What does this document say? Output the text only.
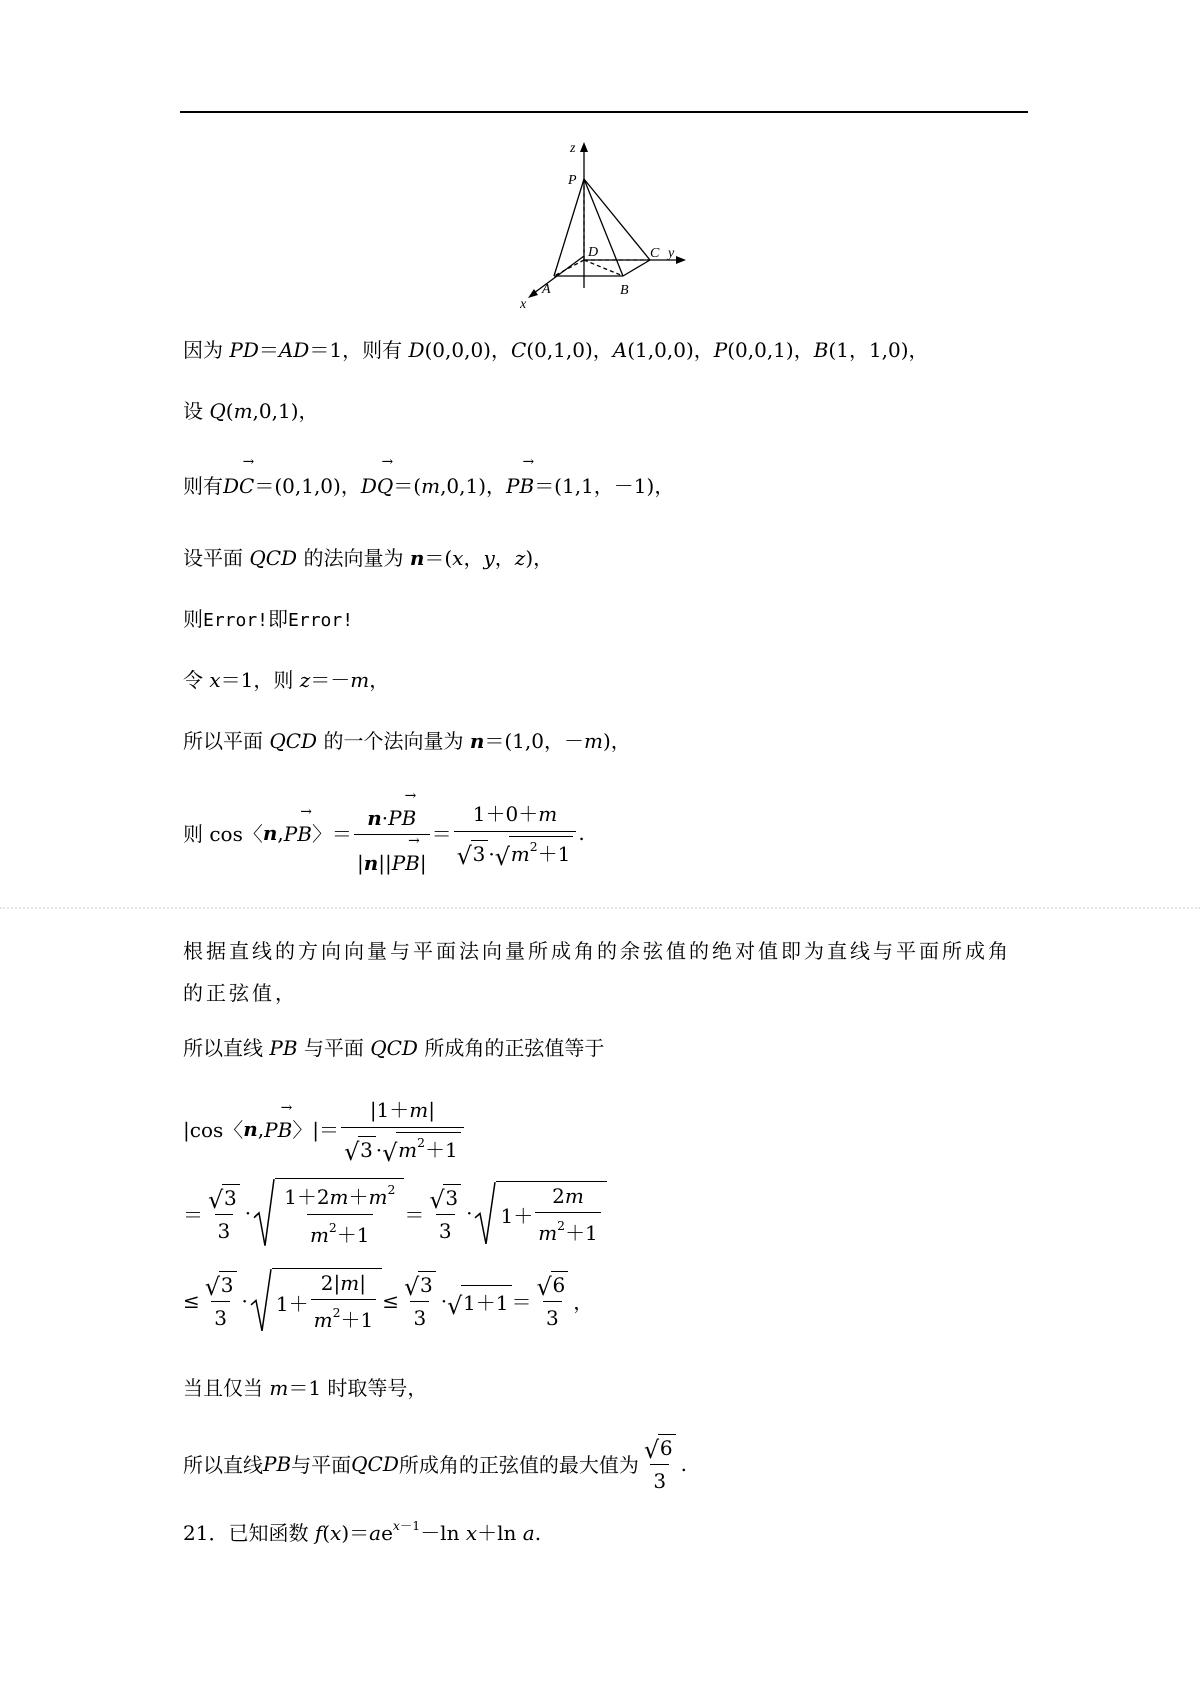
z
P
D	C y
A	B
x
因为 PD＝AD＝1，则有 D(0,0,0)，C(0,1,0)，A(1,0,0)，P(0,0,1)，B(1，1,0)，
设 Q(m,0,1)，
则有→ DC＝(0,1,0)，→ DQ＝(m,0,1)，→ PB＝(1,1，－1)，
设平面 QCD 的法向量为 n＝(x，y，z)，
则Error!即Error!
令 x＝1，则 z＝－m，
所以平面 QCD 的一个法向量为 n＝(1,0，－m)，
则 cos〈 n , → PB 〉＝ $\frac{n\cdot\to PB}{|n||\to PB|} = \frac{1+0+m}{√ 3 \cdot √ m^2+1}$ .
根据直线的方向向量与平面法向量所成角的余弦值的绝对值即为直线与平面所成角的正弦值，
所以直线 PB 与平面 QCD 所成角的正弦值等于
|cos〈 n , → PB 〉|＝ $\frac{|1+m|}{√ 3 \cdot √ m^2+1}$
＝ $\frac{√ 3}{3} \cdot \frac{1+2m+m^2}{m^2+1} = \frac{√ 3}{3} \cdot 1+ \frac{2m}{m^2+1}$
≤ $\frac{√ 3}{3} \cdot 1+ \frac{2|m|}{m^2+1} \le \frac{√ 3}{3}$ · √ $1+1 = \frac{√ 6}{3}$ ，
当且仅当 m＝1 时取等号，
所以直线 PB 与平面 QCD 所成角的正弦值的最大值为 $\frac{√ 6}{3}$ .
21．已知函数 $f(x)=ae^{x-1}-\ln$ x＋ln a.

※ ※ ※

Exercise requirements ▸ Find and copy each line above that includes the string "frac".

Written solution ▸
则 cos〈 n , → PB 〉＝ $\frac{n\cdot\to PB}{|n||\to PB|} = \frac{1+0+m}{√ 3 \cdot √ m^2+1}$ .
|cos〈 n , → PB 〉|＝ $\frac{|1+m|}{√ 3 \cdot √ m^2+1}$
＝ $\frac{√ 3}{3} \cdot \frac{1+2m+m^2}{m^2+1} = \frac{√ 3}{3} \cdot 1+ \frac{2m}{m^2+1}$
≤ $\frac{√ 3}{3} \cdot 1+ \frac{2|m|}{m^2+1} \le \frac{√ 3}{3}$ · √ $1+1 = \frac{√ 6}{3}$ ，
所以直线 PB 与平面 QCD 所成角的正弦值的最大值为 $\frac{√ 6}{3}$ .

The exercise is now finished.